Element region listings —
········

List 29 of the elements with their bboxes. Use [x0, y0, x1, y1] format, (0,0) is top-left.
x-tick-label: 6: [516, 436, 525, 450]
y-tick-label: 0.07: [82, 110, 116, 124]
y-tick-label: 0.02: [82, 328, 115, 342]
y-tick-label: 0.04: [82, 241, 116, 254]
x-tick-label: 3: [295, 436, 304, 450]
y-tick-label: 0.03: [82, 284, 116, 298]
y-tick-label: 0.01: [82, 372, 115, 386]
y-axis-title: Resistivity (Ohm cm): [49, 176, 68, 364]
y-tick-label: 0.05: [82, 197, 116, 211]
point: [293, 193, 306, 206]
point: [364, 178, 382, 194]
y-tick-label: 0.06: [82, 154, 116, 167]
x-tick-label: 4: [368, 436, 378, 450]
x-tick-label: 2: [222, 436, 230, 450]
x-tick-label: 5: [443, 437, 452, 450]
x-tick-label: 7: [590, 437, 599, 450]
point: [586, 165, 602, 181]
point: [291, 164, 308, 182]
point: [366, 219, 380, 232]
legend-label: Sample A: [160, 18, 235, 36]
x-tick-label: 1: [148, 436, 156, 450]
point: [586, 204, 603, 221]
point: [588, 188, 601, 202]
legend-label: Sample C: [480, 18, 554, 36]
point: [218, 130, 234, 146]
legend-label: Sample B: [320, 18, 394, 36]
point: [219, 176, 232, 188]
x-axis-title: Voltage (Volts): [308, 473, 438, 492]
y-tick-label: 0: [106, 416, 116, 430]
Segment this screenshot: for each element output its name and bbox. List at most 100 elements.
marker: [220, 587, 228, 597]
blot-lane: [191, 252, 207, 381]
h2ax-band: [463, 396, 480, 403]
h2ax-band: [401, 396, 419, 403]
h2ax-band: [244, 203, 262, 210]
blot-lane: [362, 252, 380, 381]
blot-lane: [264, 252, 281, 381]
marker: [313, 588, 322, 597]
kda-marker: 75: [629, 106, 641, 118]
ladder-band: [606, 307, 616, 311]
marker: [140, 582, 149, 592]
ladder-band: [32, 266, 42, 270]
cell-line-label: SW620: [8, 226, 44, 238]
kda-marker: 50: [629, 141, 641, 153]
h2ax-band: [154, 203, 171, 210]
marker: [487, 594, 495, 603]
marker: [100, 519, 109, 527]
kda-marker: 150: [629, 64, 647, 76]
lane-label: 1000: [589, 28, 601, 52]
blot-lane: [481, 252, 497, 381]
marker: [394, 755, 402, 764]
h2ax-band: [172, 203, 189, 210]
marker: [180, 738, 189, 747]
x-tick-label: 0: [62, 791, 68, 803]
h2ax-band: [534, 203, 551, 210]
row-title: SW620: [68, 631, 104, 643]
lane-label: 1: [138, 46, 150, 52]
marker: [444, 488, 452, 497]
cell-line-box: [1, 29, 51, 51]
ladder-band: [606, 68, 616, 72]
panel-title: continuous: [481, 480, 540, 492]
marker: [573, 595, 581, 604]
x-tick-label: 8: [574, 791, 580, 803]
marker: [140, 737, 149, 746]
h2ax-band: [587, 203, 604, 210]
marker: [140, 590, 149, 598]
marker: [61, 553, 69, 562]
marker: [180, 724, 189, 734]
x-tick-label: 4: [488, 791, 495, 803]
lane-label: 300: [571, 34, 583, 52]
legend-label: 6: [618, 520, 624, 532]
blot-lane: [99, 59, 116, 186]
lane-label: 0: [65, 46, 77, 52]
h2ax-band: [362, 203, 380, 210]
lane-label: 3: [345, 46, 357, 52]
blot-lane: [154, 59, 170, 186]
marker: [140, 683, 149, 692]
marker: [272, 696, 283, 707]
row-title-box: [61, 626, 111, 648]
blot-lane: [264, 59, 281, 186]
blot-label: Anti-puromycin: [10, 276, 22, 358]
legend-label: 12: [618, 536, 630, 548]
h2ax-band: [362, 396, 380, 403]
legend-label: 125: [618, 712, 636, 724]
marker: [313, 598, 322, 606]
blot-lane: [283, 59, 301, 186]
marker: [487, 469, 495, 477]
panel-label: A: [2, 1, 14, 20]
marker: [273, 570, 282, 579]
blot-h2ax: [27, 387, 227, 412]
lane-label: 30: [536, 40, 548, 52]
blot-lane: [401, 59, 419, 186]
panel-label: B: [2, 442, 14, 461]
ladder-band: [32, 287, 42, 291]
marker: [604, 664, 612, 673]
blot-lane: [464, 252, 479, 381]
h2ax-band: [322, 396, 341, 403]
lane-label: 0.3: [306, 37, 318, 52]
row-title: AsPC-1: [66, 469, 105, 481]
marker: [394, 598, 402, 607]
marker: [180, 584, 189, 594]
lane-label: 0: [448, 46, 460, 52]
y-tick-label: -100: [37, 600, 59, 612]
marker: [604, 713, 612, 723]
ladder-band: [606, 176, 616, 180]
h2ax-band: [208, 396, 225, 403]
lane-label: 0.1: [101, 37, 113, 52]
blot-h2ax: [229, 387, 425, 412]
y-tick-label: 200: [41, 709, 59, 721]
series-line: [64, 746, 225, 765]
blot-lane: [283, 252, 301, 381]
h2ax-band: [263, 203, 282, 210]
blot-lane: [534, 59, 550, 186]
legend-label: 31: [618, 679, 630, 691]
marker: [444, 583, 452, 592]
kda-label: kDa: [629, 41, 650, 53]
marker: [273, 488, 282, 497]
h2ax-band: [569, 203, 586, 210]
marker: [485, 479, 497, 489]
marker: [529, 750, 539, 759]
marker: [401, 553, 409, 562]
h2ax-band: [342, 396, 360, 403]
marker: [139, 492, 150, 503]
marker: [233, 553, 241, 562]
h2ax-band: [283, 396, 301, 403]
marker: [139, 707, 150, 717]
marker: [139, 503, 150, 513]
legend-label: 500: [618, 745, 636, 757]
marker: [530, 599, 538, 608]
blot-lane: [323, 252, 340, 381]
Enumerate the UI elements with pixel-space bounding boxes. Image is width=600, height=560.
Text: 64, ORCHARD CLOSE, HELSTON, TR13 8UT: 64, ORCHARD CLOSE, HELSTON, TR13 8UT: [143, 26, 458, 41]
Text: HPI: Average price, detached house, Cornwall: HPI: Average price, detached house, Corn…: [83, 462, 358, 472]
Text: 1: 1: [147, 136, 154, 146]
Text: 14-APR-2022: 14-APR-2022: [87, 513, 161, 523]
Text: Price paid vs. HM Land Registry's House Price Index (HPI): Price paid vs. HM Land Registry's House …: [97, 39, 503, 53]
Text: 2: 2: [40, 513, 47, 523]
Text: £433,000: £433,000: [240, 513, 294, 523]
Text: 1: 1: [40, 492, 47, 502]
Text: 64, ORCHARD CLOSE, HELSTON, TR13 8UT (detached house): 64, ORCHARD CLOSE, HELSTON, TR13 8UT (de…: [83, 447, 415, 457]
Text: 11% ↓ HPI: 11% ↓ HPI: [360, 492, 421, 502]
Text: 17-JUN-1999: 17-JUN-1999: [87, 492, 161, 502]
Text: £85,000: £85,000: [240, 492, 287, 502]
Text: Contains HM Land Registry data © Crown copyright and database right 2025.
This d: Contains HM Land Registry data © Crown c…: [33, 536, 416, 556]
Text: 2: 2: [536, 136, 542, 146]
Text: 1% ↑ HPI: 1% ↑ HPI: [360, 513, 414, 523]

········

Challenge — Copy out every listing above line for line, without changing anything.

In response —
List 29 of the elements with their bboxes. Use [x0, y0, x1, y1] format, (0,0) is top-left.
x-tick-label: 6: [516, 436, 525, 450]
y-tick-label: 0.07: [82, 110, 116, 124]
y-tick-label: 0.02: [82, 328, 115, 342]
y-tick-label: 0.04: [82, 241, 116, 254]
x-tick-label: 3: [295, 436, 304, 450]
y-tick-label: 0.03: [82, 284, 116, 298]
y-tick-label: 0.01: [82, 372, 115, 386]
y-axis-title: Resistivity (Ohm cm): [49, 176, 68, 364]
y-tick-label: 0.05: [82, 197, 116, 211]
point: [293, 193, 306, 206]
point: [364, 178, 382, 194]
y-tick-label: 0.06: [82, 154, 116, 167]
x-tick-label: 4: [368, 436, 378, 450]
x-tick-label: 2: [222, 436, 230, 450]
x-tick-label: 5: [443, 437, 452, 450]
x-tick-label: 7: [590, 437, 599, 450]
point: [586, 165, 602, 181]
point: [291, 164, 308, 182]
point: [366, 219, 380, 232]
legend-label: Sample A: [160, 18, 235, 36]
x-tick-label: 1: [148, 436, 156, 450]
point: [586, 204, 603, 221]
point: [588, 188, 601, 202]
legend-label: Sample C: [480, 18, 554, 36]
point: [218, 130, 234, 146]
legend-label: Sample B: [320, 18, 394, 36]
point: [219, 176, 232, 188]
x-axis-title: Voltage (Volts): [308, 473, 438, 492]
y-tick-label: 0: [106, 416, 116, 430]
Segment this screenshot: for each element output its name and bbox. List at most 100 elements.
marker: [220, 587, 228, 597]
blot-lane: [191, 252, 207, 381]
h2ax-band: [463, 396, 480, 403]
h2ax-band: [401, 396, 419, 403]
h2ax-band: [244, 203, 262, 210]
blot-lane: [362, 252, 380, 381]
blot-lane: [264, 252, 281, 381]
marker: [313, 588, 322, 597]
kda-marker: 75: [629, 106, 641, 118]
ladder-band: [606, 307, 616, 311]
marker: [140, 582, 149, 592]
ladder-band: [32, 266, 42, 270]
cell-line-label: SW620: [8, 226, 44, 238]
kda-marker: 50: [629, 141, 641, 153]
h2ax-band: [154, 203, 171, 210]
marker: [487, 594, 495, 603]
marker: [100, 519, 109, 527]
kda-marker: 150: [629, 64, 647, 76]
lane-label: 1000: [589, 28, 601, 52]
blot-lane: [481, 252, 497, 381]
marker: [394, 755, 402, 764]
h2ax-band: [172, 203, 189, 210]
marker: [180, 738, 189, 747]
x-tick-label: 0: [62, 791, 68, 803]
h2ax-band: [534, 203, 551, 210]
row-title: SW620: [68, 631, 104, 643]
lane-label: 1: [138, 46, 150, 52]
marker: [444, 488, 452, 497]
cell-line-box: [1, 29, 51, 51]
ladder-band: [606, 68, 616, 72]
panel-title: continuous: [481, 480, 540, 492]
marker: [573, 595, 581, 604]
x-tick-label: 8: [574, 791, 580, 803]
marker: [140, 737, 149, 746]
h2ax-band: [587, 203, 604, 210]
marker: [140, 590, 149, 598]
marker: [61, 553, 69, 562]
marker: [180, 724, 189, 734]
x-tick-label: 4: [488, 791, 495, 803]
lane-label: 300: [571, 34, 583, 52]
legend-label: 6: [618, 520, 624, 532]
blot-lane: [99, 59, 116, 186]
lane-label: 0: [65, 46, 77, 52]
h2ax-band: [362, 203, 380, 210]
lane-label: 3: [345, 46, 357, 52]
blot-lane: [154, 59, 170, 186]
marker: [140, 683, 149, 692]
marker: [272, 696, 283, 707]
row-title-box: [61, 626, 111, 648]
blot-lane: [264, 59, 281, 186]
blot-label: Anti-puromycin: [10, 276, 22, 358]
legend-label: 12: [618, 536, 630, 548]
h2ax-band: [362, 396, 380, 403]
legend-label: 125: [618, 712, 636, 724]
marker: [313, 598, 322, 606]
blot-lane: [283, 59, 301, 186]
marker: [487, 469, 495, 477]
panel-label: A: [2, 1, 14, 20]
marker: [273, 570, 282, 579]
blot-h2ax: [27, 387, 227, 412]
lane-label: 30: [536, 40, 548, 52]
blot-lane: [401, 59, 419, 186]
panel-label: B: [2, 442, 14, 461]
ladder-band: [32, 287, 42, 291]
marker: [604, 664, 612, 673]
blot-lane: [464, 252, 479, 381]
h2ax-band: [322, 396, 341, 403]
lane-label: 0.3: [306, 37, 318, 52]
row-title: AsPC-1: [66, 469, 105, 481]
marker: [394, 598, 402, 607]
marker: [180, 584, 189, 594]
lane-label: 0: [448, 46, 460, 52]
y-tick-label: -100: [37, 600, 59, 612]
marker: [604, 713, 612, 723]
ladder-band: [606, 176, 616, 180]
h2ax-band: [208, 396, 225, 403]
lane-label: 0.1: [101, 37, 113, 52]
blot-h2ax: [229, 387, 425, 412]
y-tick-label: 200: [41, 709, 59, 721]
series-line: [64, 746, 225, 765]
blot-lane: [283, 252, 301, 381]
h2ax-band: [263, 203, 282, 210]
blot-lane: [534, 59, 550, 186]
legend-label: 31: [618, 679, 630, 691]
marker: [444, 583, 452, 592]
kda-label: kDa: [629, 41, 650, 53]
marker: [273, 488, 282, 497]
h2ax-band: [569, 203, 586, 210]
marker: [485, 479, 497, 489]
marker: [529, 750, 539, 759]
marker: [401, 553, 409, 562]
h2ax-band: [342, 396, 360, 403]
marker: [139, 492, 150, 503]
marker: [233, 553, 241, 562]
h2ax-band: [283, 396, 301, 403]
marker: [139, 707, 150, 717]
marker: [139, 503, 150, 513]
legend-label: 500: [618, 745, 636, 757]
marker: [530, 599, 538, 608]
blot-lane: [323, 252, 340, 381]
Enumerate the UI elements with pixel-space bounding boxes. Image is width=600, height=560.
Text: 64, ORCHARD CLOSE, HELSTON, TR13 8UT: 64, ORCHARD CLOSE, HELSTON, TR13 8UT: [143, 26, 458, 41]
Text: HPI: Average price, detached house, Cornwall: HPI: Average price, detached house, Corn…: [83, 462, 358, 472]
Text: 1: 1: [147, 136, 154, 146]
Text: 14-APR-2022: 14-APR-2022: [87, 513, 161, 523]
Text: Price paid vs. HM Land Registry's House Price Index (HPI): Price paid vs. HM Land Registry's House …: [97, 39, 503, 53]
Text: 2: 2: [40, 513, 47, 523]
Text: £433,000: £433,000: [240, 513, 294, 523]
Text: 1: 1: [40, 492, 47, 502]
Text: 64, ORCHARD CLOSE, HELSTON, TR13 8UT (detached house): 64, ORCHARD CLOSE, HELSTON, TR13 8UT (de…: [83, 447, 415, 457]
Text: 11% ↓ HPI: 11% ↓ HPI: [360, 492, 421, 502]
Text: 17-JUN-1999: 17-JUN-1999: [87, 492, 161, 502]
Text: £85,000: £85,000: [240, 492, 287, 502]
Text: Contains HM Land Registry data © Crown copyright and database right 2025.
This d: Contains HM Land Registry data © Crown c…: [33, 536, 416, 556]
Text: 2: 2: [536, 136, 542, 146]
Text: 1% ↑ HPI: 1% ↑ HPI: [360, 513, 414, 523]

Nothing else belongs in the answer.